■ **DATASET ROWS**
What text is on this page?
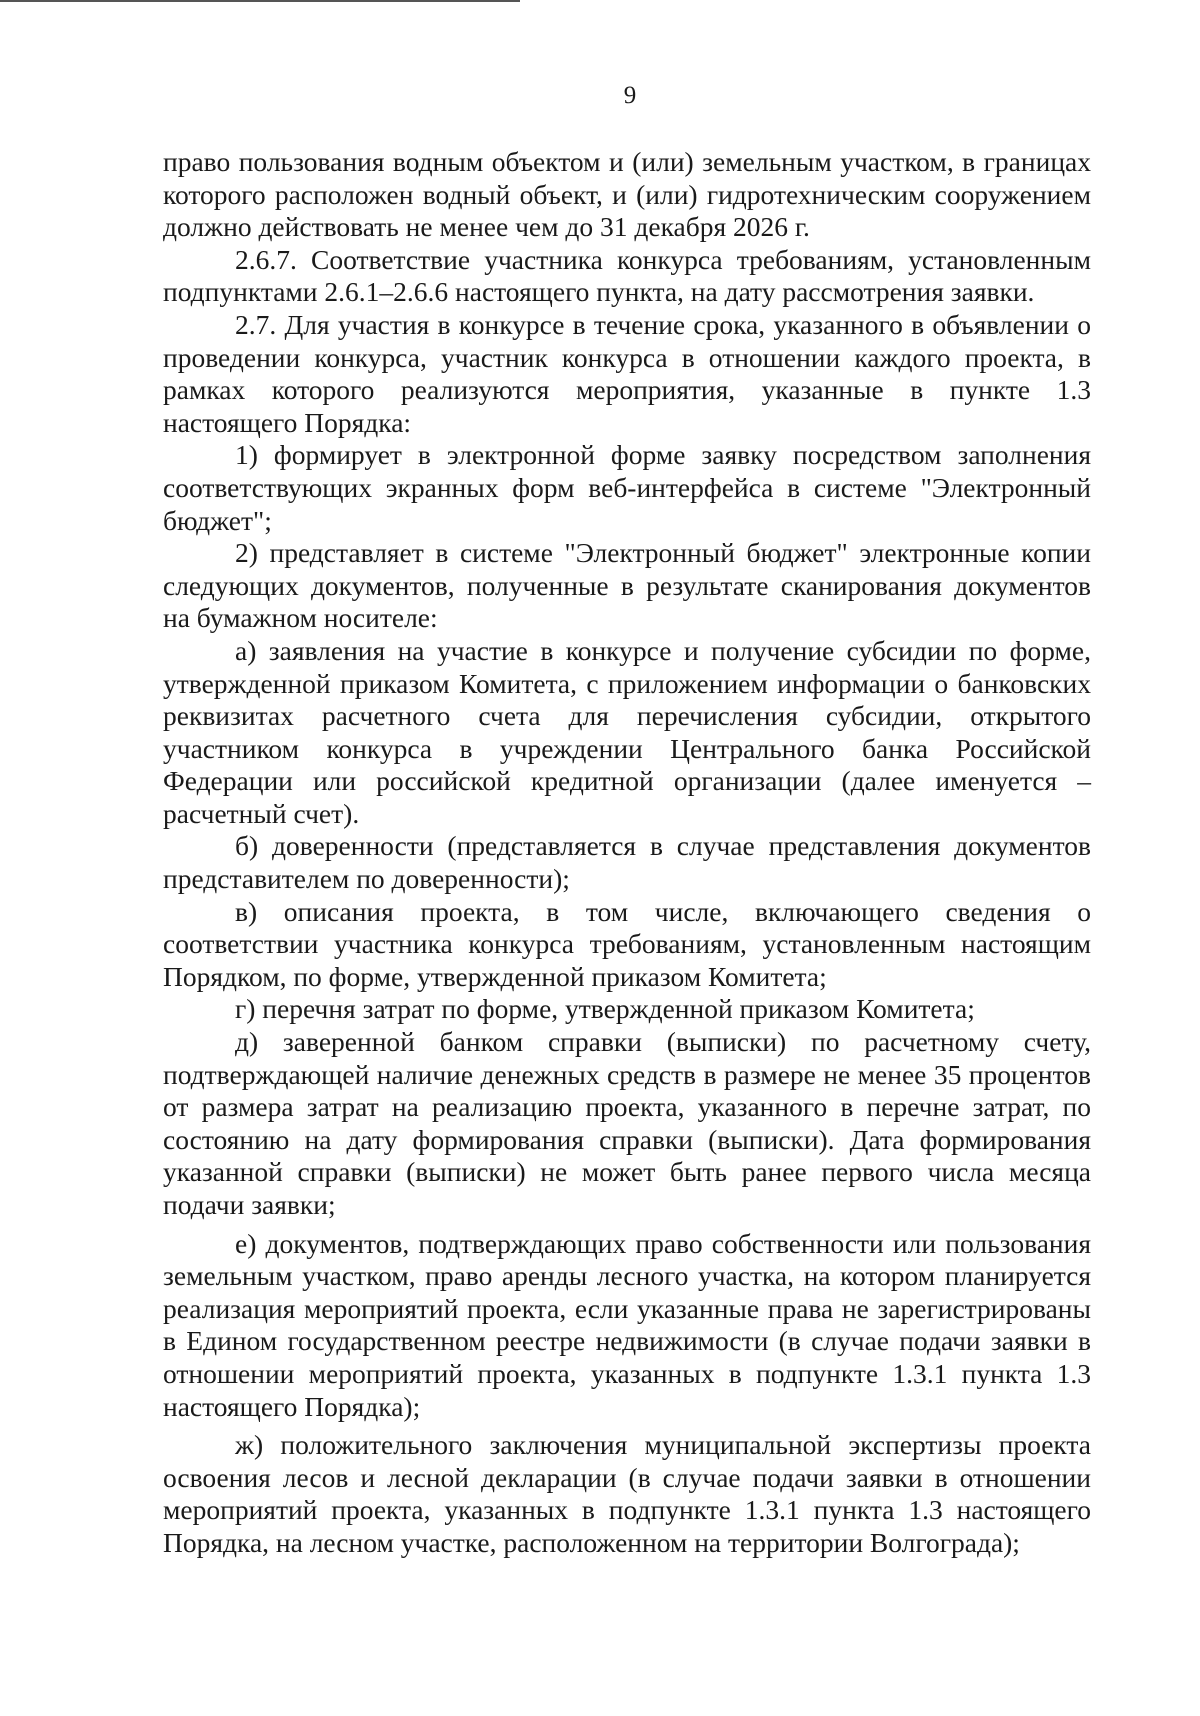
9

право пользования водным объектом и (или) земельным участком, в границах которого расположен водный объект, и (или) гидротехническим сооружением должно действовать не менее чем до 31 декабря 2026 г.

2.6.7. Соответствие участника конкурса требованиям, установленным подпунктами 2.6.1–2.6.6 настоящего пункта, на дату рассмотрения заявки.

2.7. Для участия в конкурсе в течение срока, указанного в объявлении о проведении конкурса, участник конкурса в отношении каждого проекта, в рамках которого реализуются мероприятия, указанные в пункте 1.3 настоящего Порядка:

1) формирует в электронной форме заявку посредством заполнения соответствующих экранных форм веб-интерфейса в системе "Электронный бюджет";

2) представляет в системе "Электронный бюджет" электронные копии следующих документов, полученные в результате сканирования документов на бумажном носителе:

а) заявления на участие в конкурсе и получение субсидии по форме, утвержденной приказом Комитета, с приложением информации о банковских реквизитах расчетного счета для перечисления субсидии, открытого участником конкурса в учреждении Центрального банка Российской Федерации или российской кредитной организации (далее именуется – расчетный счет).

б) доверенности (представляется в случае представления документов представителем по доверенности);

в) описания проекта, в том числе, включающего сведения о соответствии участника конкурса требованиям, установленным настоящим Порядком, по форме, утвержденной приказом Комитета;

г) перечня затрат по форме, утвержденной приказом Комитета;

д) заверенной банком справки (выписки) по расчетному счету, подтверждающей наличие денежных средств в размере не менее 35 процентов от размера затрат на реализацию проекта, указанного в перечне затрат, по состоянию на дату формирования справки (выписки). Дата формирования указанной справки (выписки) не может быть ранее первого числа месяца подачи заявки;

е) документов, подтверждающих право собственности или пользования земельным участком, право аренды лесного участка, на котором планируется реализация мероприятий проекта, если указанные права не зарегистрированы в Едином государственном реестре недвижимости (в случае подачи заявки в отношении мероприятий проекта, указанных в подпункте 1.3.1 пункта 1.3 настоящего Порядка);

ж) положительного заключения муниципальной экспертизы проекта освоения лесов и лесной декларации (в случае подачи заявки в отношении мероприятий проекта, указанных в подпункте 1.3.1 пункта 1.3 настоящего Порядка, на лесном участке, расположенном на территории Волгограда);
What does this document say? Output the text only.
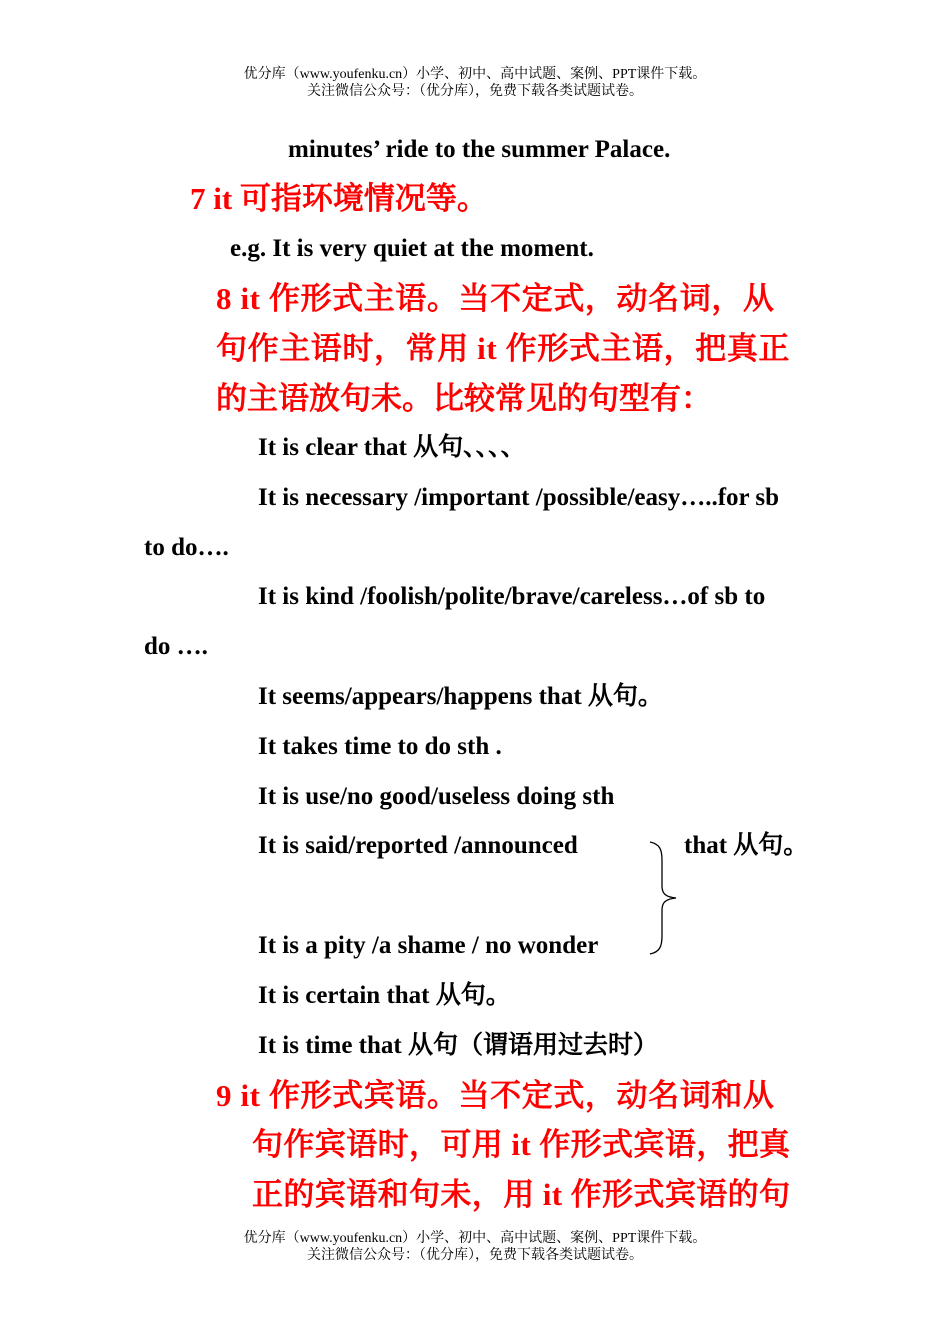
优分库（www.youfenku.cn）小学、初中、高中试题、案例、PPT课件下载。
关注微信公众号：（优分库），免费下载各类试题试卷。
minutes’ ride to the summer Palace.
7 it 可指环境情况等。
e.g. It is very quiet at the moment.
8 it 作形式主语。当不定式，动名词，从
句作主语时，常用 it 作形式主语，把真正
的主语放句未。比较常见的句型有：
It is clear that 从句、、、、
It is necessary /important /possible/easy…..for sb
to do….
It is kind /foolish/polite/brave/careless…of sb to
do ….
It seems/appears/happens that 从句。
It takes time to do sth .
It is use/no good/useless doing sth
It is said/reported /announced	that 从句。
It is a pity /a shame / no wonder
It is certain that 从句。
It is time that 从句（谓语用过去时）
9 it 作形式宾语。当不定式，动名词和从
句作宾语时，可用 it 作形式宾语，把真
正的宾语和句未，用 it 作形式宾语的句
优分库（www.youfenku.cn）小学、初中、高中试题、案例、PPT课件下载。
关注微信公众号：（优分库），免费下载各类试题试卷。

■ **STATED TASK**
Count the lines that hold the string "this", and reply with that number alone.

■ **FINISHED EXERCISE**
2